ENTRIES.
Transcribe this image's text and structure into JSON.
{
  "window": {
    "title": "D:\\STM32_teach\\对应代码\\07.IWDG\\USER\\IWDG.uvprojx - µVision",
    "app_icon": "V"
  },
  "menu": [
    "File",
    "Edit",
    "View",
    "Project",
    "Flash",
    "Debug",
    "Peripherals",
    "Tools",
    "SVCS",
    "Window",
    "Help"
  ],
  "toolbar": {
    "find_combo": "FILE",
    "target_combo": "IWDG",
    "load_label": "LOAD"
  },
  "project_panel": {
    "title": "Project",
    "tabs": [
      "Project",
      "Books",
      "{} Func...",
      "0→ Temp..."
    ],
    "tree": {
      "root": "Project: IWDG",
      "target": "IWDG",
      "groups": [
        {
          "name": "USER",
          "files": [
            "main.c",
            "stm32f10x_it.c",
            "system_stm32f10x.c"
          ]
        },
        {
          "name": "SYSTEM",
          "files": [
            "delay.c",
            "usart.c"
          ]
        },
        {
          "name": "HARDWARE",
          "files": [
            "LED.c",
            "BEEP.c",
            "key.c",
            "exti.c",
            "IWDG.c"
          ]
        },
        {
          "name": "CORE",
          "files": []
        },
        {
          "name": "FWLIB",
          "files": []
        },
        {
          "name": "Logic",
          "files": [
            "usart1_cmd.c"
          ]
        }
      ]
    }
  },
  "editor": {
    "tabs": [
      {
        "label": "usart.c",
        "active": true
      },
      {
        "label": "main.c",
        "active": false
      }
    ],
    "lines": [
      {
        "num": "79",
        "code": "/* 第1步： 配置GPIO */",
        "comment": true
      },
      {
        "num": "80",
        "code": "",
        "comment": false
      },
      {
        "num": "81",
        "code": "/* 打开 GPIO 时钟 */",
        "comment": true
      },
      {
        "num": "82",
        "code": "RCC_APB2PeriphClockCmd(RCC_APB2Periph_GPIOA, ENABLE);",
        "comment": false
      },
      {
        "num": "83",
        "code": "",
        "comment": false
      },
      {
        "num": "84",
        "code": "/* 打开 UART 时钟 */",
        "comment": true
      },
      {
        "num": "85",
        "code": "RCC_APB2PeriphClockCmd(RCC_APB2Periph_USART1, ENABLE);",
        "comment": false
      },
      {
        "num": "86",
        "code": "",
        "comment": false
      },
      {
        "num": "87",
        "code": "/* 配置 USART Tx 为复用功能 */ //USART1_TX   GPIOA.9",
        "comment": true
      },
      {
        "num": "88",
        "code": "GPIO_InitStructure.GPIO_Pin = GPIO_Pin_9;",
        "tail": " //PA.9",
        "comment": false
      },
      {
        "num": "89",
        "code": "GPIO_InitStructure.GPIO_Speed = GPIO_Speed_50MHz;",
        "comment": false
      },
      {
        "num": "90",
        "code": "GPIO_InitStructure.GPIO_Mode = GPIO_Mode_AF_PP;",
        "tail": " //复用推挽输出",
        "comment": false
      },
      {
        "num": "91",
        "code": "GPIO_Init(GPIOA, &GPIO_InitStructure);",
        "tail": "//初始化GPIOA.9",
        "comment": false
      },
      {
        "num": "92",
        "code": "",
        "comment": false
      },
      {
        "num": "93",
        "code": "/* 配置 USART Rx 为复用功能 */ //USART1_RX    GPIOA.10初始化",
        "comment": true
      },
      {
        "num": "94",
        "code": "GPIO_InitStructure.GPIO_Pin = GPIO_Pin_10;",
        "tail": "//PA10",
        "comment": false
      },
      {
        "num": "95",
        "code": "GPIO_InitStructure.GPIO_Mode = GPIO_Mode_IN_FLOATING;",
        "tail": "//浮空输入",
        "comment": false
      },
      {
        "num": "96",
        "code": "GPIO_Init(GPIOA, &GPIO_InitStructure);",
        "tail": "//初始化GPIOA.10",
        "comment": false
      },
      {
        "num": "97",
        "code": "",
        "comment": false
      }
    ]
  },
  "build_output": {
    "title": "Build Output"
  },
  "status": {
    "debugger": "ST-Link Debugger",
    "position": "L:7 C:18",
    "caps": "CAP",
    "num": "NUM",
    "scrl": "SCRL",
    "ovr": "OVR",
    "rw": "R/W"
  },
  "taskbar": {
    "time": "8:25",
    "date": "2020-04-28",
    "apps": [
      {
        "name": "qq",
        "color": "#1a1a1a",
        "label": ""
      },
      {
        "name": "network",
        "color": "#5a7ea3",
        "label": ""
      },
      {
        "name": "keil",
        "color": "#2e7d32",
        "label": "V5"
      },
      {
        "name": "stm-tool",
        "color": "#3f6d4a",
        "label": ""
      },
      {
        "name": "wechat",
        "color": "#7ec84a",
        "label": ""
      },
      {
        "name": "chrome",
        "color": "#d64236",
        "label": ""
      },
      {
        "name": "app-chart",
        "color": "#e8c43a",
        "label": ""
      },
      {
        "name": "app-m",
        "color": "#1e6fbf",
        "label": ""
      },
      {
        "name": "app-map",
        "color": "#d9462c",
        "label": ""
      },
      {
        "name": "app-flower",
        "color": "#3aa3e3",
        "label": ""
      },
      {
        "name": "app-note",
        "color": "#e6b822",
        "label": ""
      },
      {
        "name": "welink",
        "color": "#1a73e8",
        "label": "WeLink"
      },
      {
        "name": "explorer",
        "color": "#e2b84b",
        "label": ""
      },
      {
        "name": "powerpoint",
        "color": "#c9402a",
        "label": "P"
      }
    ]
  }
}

DIRECTIONS FOR THIS TASK.
Working from the entries above, return all lines that contain "title".

RESULT FOR THIS TASK.
    "title": "D:\\STM32_teach\\对应代码\\07.IWDG\\USER\\IWDG.uvprojx - µVision",
    "title": "Project",
    "title": "Build Output"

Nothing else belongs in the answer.